▶ _To be done_
Could you write out every entry exactly as it stands?

▶ _Source material_
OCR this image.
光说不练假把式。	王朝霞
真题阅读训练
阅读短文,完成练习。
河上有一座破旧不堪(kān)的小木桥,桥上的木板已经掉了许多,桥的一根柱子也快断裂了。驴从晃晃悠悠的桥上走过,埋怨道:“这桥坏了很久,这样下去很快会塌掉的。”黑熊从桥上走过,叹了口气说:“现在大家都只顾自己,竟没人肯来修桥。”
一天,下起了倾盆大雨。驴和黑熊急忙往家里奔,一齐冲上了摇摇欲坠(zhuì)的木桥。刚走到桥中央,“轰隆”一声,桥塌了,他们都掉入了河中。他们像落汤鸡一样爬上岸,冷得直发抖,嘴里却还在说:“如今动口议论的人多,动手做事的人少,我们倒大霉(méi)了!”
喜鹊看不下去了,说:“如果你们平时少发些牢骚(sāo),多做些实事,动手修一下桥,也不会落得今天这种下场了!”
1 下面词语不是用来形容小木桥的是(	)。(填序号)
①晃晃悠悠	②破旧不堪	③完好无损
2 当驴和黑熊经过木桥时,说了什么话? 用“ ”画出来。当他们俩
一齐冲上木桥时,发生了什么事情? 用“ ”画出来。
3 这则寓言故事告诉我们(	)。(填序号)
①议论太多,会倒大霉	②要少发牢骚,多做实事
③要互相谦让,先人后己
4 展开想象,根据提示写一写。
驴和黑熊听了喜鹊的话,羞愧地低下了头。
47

▶ _Expected answer_
OCR this image.
光说不练假把式。	王朝霞
真题阅读训练
阅读短文,完成练习。
河上有一座破旧不堪(kān)的小木桥,桥上的木板已经掉了许多,桥的一根柱子也快断裂了。驴从晃晃悠悠的桥上走过,埋怨道:“这桥坏了很久,这样下去很快会塌掉的。”黑熊从桥上走过,叹了口气说:“现在大家都只顾自己,竟没人肯来修桥。”
一天,下起了倾盆大雨。驴和黑熊急忙往家里奔,一齐冲上了摇摇欲坠(zhuì)的木桥。刚走到桥中央,“轰隆”一声,桥塌了,他们都掉入了河中。他们像落汤鸡一样爬上岸,冷得直发抖,嘴里却还在说:“如今动口议论的人多,动手做事的人少,我们倒大霉(méi)了!”
喜鹊看不下去了,说:“如果你们平时少发些牢骚(sāo),多做些实事,动手修一下桥,也不会落得今天这种下场了!”
1 下面词语不是用来形容小木桥的是(	)。(填序号)
①晃晃悠悠	②破旧不堪	③完好无损
2 当驴和黑熊经过木桥时,说了什么话? 用“ ”画出来。当他们俩
一齐冲上木桥时,发生了什么事情? 用“ ”画出来。
3 这则寓言故事告诉我们(	)。(填序号)
①议论太多,会倒大霉	②要少发牢骚,多做实事
③要互相谦让,先人后己
4 展开想象,根据提示写一写。
驴和黑熊听了喜鹊的话,羞愧地低下了头。
47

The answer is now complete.